| WRITTEN REQUEST |
Gather all lines in the records below that include the word "Dotation".

---*---

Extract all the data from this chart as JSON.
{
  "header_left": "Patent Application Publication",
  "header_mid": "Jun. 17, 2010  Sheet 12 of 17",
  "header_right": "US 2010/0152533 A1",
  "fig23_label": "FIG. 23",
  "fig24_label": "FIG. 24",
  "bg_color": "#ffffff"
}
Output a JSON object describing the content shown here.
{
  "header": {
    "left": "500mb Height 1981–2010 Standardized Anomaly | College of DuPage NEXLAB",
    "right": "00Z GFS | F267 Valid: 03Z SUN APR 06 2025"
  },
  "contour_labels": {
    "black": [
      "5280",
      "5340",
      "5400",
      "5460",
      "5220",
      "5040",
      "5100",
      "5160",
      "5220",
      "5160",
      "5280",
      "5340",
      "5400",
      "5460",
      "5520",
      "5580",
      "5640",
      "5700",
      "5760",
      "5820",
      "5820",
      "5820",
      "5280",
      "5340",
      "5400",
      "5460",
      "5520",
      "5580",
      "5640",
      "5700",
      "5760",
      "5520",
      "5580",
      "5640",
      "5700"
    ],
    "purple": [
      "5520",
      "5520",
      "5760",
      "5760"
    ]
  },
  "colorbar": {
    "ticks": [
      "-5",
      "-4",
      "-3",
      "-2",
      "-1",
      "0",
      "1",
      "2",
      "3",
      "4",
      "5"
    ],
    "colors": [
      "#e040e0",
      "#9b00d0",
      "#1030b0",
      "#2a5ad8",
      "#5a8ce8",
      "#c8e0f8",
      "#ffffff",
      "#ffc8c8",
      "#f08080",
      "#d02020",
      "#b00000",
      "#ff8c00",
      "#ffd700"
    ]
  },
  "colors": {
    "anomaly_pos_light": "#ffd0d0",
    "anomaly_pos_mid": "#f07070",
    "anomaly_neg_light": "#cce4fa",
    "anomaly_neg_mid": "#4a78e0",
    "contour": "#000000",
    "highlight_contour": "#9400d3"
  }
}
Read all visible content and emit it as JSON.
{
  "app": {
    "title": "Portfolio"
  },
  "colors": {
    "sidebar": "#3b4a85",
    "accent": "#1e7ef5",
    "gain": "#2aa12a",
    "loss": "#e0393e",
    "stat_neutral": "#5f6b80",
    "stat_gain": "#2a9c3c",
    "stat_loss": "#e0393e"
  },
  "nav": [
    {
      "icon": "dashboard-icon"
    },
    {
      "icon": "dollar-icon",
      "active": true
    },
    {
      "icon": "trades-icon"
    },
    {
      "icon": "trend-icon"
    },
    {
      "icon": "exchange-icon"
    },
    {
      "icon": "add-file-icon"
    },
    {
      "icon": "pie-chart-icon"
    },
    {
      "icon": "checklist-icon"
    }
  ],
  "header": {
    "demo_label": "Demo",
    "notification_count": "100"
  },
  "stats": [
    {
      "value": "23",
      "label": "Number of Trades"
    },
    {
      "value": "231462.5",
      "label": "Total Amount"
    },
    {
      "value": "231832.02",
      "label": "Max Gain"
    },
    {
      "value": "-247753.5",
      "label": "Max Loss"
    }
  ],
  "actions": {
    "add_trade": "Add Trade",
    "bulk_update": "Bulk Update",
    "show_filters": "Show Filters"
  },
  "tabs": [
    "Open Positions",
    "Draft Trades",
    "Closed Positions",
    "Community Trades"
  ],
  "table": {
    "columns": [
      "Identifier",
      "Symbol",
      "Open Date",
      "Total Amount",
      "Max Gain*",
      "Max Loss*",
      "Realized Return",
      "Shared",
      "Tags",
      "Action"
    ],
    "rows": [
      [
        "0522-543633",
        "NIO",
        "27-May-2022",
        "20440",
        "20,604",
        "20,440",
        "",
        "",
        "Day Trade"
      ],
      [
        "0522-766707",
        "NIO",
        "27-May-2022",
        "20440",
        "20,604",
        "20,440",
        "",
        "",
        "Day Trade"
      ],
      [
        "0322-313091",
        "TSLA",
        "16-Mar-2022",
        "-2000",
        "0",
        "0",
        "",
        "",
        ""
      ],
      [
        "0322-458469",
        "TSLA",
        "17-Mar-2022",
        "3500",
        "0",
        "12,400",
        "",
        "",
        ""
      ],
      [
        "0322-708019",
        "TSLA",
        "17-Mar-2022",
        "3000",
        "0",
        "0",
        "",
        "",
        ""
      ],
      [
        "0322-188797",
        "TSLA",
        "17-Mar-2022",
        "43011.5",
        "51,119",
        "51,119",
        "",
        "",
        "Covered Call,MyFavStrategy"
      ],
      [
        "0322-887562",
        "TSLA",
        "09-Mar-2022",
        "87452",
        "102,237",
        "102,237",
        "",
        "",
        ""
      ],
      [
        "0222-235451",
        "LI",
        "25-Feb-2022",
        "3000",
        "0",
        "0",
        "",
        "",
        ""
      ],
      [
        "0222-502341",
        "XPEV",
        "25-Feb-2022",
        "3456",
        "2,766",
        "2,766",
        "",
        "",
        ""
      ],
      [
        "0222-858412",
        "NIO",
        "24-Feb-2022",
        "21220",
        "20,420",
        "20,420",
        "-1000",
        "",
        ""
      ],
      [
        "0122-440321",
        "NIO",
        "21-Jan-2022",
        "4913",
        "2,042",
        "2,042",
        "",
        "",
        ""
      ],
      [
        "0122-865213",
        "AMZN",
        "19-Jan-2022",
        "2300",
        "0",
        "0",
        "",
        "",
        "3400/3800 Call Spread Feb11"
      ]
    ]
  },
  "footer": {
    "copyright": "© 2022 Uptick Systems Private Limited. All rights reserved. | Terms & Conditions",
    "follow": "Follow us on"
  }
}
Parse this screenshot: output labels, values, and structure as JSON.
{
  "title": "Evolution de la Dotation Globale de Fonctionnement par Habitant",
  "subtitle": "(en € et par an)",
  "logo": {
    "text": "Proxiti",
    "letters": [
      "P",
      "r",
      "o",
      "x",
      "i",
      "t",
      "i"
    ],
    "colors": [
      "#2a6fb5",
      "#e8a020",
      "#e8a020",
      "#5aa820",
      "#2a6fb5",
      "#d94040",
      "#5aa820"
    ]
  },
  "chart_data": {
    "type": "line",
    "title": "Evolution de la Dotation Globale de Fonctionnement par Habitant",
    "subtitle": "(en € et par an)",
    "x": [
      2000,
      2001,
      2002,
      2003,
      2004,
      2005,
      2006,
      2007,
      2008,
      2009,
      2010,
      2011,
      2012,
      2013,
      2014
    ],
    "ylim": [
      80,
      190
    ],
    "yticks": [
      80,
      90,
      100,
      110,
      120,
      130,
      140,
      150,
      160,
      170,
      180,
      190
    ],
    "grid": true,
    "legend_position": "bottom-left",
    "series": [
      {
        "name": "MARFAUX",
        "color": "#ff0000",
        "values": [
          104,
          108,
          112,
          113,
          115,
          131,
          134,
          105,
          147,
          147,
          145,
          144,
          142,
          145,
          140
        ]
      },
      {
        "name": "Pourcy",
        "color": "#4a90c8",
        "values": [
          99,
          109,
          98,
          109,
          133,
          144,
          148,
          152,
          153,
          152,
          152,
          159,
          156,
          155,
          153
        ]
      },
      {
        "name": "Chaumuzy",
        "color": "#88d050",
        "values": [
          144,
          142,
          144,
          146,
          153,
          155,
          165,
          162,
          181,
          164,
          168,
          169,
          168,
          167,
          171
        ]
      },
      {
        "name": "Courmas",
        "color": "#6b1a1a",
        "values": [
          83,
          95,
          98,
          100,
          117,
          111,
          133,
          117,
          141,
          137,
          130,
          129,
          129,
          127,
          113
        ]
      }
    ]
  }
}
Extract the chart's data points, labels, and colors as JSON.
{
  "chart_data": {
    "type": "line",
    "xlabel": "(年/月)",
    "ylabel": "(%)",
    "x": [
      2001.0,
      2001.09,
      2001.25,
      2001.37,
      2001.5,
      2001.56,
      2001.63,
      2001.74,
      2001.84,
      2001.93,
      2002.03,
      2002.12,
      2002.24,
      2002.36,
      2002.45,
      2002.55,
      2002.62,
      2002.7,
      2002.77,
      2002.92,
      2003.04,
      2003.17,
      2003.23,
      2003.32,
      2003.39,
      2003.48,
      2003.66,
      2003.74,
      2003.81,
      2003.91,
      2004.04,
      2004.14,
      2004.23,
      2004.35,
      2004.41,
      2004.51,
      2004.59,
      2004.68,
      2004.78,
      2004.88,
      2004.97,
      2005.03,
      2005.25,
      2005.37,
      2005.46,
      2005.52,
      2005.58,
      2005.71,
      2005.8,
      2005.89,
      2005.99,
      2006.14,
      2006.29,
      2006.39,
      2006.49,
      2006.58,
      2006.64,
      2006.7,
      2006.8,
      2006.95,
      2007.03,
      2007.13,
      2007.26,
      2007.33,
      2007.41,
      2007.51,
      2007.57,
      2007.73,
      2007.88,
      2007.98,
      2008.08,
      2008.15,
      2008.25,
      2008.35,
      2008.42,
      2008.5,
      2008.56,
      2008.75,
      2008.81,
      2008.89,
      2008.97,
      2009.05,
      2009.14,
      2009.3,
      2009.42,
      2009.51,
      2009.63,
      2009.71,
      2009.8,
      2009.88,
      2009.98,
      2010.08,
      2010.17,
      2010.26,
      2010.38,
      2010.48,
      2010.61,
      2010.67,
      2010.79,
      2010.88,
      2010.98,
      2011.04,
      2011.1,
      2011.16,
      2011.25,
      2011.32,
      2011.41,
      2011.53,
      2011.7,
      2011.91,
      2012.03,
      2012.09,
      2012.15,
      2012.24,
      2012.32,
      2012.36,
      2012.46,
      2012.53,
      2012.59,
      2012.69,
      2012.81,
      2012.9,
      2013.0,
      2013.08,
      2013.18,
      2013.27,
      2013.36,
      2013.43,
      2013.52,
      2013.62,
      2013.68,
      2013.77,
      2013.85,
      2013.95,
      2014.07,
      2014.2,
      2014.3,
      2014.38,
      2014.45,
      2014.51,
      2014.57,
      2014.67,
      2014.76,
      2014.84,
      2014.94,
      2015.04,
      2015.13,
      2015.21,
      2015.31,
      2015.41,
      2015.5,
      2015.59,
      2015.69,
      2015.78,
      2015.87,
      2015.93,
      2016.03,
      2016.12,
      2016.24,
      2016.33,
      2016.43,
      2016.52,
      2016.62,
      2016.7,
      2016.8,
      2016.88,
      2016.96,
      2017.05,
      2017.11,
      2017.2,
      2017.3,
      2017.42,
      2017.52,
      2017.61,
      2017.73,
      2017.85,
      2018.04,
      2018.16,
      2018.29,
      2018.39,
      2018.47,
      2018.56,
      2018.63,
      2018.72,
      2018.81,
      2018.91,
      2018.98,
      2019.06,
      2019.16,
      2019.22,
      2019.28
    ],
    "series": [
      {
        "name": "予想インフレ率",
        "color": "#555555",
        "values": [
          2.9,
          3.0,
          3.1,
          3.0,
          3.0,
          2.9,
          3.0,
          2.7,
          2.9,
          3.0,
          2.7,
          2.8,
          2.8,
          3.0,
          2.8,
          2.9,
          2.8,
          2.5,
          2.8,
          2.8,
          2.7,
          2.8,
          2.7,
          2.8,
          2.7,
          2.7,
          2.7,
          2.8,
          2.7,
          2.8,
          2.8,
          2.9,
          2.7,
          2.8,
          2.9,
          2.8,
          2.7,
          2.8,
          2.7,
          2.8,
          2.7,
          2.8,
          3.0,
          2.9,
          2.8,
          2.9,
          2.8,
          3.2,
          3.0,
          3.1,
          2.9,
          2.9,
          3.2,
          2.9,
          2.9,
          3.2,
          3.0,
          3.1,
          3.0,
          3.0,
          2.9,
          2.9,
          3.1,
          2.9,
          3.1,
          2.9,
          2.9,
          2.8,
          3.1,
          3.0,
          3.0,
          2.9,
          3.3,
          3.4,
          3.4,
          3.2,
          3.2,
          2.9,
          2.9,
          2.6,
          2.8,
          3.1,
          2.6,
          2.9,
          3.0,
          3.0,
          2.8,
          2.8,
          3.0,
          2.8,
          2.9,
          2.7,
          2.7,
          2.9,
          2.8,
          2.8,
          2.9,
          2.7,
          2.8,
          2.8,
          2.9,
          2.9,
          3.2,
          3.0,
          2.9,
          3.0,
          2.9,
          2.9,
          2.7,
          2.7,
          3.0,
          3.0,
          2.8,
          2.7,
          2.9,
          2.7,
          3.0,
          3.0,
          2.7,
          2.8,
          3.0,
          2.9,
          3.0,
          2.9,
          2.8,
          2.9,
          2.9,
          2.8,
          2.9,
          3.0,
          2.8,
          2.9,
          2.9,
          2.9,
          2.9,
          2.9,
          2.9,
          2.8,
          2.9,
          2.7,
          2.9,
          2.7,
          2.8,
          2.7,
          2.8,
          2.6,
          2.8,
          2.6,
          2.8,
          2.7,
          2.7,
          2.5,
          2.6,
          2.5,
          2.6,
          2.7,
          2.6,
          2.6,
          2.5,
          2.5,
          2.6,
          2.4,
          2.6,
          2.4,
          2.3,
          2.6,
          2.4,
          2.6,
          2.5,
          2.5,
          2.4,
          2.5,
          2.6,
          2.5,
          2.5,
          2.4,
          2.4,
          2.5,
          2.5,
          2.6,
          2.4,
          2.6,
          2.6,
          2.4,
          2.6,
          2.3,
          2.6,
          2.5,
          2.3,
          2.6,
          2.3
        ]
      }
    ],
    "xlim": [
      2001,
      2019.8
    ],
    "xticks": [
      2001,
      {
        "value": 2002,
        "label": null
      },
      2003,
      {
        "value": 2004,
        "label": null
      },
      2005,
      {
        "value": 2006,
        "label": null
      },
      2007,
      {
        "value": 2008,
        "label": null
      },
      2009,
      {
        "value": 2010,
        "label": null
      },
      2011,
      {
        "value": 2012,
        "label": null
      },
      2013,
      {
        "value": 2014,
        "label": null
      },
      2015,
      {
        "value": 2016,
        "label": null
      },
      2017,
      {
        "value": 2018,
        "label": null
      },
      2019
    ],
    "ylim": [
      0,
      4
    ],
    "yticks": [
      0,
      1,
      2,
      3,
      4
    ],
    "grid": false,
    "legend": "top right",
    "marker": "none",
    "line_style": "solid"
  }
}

---*---

| ANSWER FOR THE TASK |
  "title": "Evolution de la Dotation Globale de Fonctionnement par Habitant",
    "title": "Evolution de la Dotation Globale de Fonctionnement par Habitant",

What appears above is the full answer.